Dataset records on visual material
= = = = = = =
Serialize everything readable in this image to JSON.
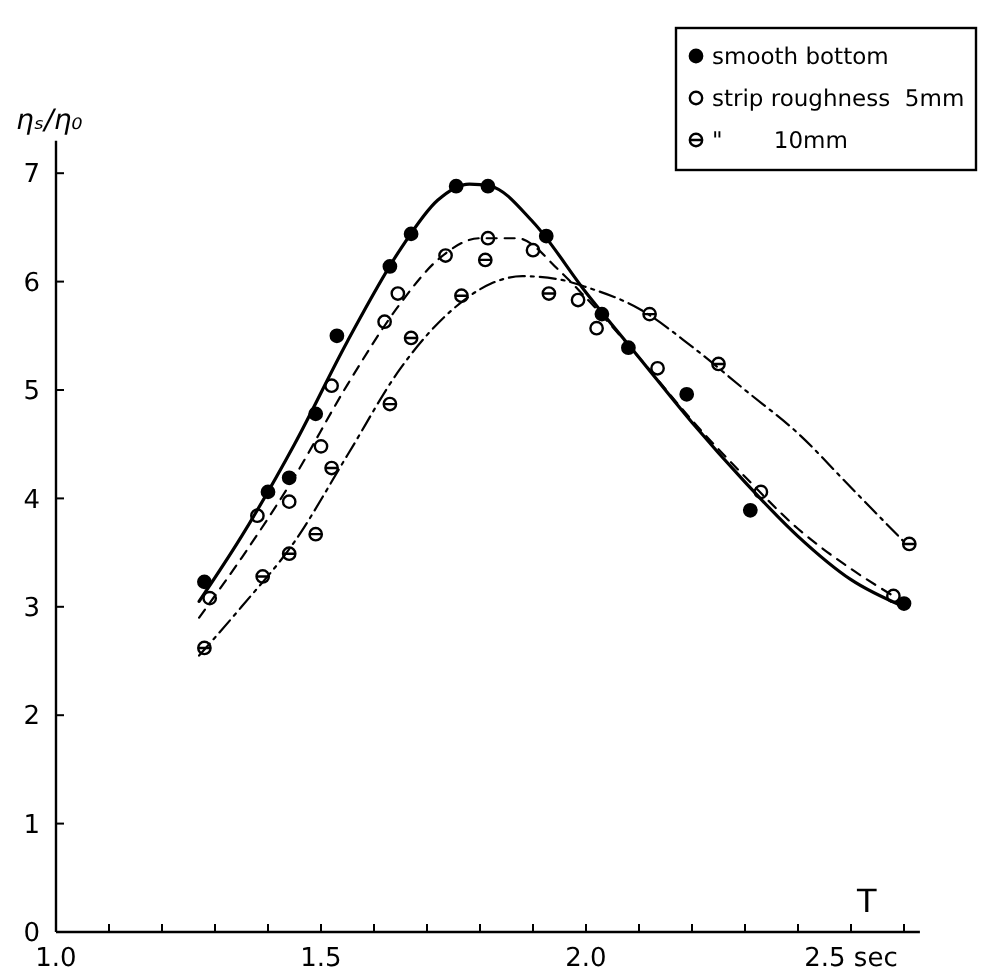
{
  "chart_data": {
    "type": "scatter",
    "ylabel": "ηₛ/η₀",
    "xlabel": "T",
    "xlim": [
      1.0,
      2.63
    ],
    "ylim": [
      0,
      7.3
    ],
    "xticks": [
      {
        "value": 1.0,
        "label": "1.0"
      },
      {
        "value": 1.1,
        "label": null
      },
      {
        "value": 1.2,
        "label": null
      },
      {
        "value": 1.3,
        "label": null
      },
      {
        "value": 1.4,
        "label": null
      },
      {
        "value": 1.5,
        "label": "1.5"
      },
      {
        "value": 1.6,
        "label": null
      },
      {
        "value": 1.7,
        "label": null
      },
      {
        "value": 1.8,
        "label": null
      },
      {
        "value": 1.9,
        "label": null
      },
      {
        "value": 2.0,
        "label": "2.0"
      },
      {
        "value": 2.1,
        "label": null
      },
      {
        "value": 2.2,
        "label": null
      },
      {
        "value": 2.3,
        "label": null
      },
      {
        "value": 2.4,
        "label": null
      },
      {
        "value": 2.5,
        "label": "2.5 sec"
      },
      {
        "value": 2.6,
        "label": null
      }
    ],
    "yticks": [
      0,
      1,
      2,
      3,
      4,
      5,
      6,
      7
    ],
    "legend": "top right",
    "marker": "circle",
    "series": [
      {
        "name": "smooth bottom",
        "color": "#000000",
        "x": [
          1.28,
          1.4,
          1.44,
          1.49,
          1.53,
          1.63,
          1.67,
          1.755,
          1.815,
          1.925,
          2.03,
          2.08,
          2.19,
          2.31,
          2.6
        ],
        "values": [
          3.23,
          4.06,
          4.19,
          4.78,
          5.5,
          6.14,
          6.44,
          6.88,
          6.88,
          6.42,
          5.7,
          5.39,
          4.96,
          3.89,
          3.03
        ]
      },
      {
        "name": "strip roughness  5mm",
        "color": "#000000",
        "x": [
          1.29,
          1.38,
          1.44,
          1.5,
          1.52,
          1.62,
          1.645,
          1.735,
          1.815,
          1.9,
          1.985,
          2.02,
          2.135,
          2.33,
          2.58
        ],
        "values": [
          3.08,
          3.84,
          3.97,
          4.48,
          5.04,
          5.63,
          5.89,
          6.24,
          6.4,
          6.29,
          5.83,
          5.57,
          5.2,
          4.06,
          3.1
        ]
      },
      {
        "name": "\"       10mm",
        "color": "#000000",
        "x": [
          1.28,
          1.39,
          1.44,
          1.49,
          1.52,
          1.63,
          1.67,
          1.765,
          1.81,
          1.93,
          2.12,
          2.25,
          2.61
        ],
        "values": [
          2.62,
          3.28,
          3.49,
          3.67,
          4.28,
          4.87,
          5.48,
          5.87,
          6.2,
          5.89,
          5.7,
          5.24,
          3.58
        ]
      },
      {
        "type": "line",
        "marker": "none",
        "line_style": "solid",
        "color": "#000000",
        "x": [
          1.27,
          1.35,
          1.45,
          1.55,
          1.65,
          1.72,
          1.78,
          1.82,
          1.9,
          2.0,
          2.1,
          2.2,
          2.3,
          2.4,
          2.5,
          2.6
        ],
        "values": [
          3.05,
          3.65,
          4.5,
          5.45,
          6.3,
          6.75,
          6.9,
          6.88,
          6.55,
          5.9,
          5.3,
          4.7,
          4.15,
          3.65,
          3.25,
          3.0
        ]
      },
      {
        "type": "line",
        "marker": "none",
        "line_style": "dashed",
        "color": "#000000",
        "x": [
          1.27,
          1.35,
          1.45,
          1.55,
          1.65,
          1.72,
          1.8,
          1.87,
          1.95,
          2.0,
          2.1,
          2.2,
          2.3,
          2.4,
          2.5,
          2.58
        ],
        "values": [
          2.9,
          3.45,
          4.2,
          5.05,
          5.8,
          6.2,
          6.4,
          6.4,
          6.1,
          5.85,
          5.3,
          4.72,
          4.2,
          3.72,
          3.35,
          3.1
        ]
      },
      {
        "type": "line",
        "marker": "none",
        "line_style": "dotted",
        "color": "#000000",
        "x": [
          1.27,
          1.35,
          1.45,
          1.55,
          1.65,
          1.75,
          1.82,
          1.88,
          1.95,
          2.0,
          2.1,
          2.2,
          2.3,
          2.4,
          2.5,
          2.6
        ],
        "values": [
          2.55,
          3.0,
          3.6,
          4.4,
          5.2,
          5.75,
          5.98,
          6.05,
          6.02,
          5.95,
          5.75,
          5.4,
          5.0,
          4.6,
          4.1,
          3.6
        ]
      }
    ]
  }
}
= = = = = = =
◆ Task objective ◆
Copy whichever lines in the listing above contain the word "name".

◆ Written solution ◆
        "name": "smooth bottom",
        "name": "strip roughness  5mm",
        "name": "\"       10mm",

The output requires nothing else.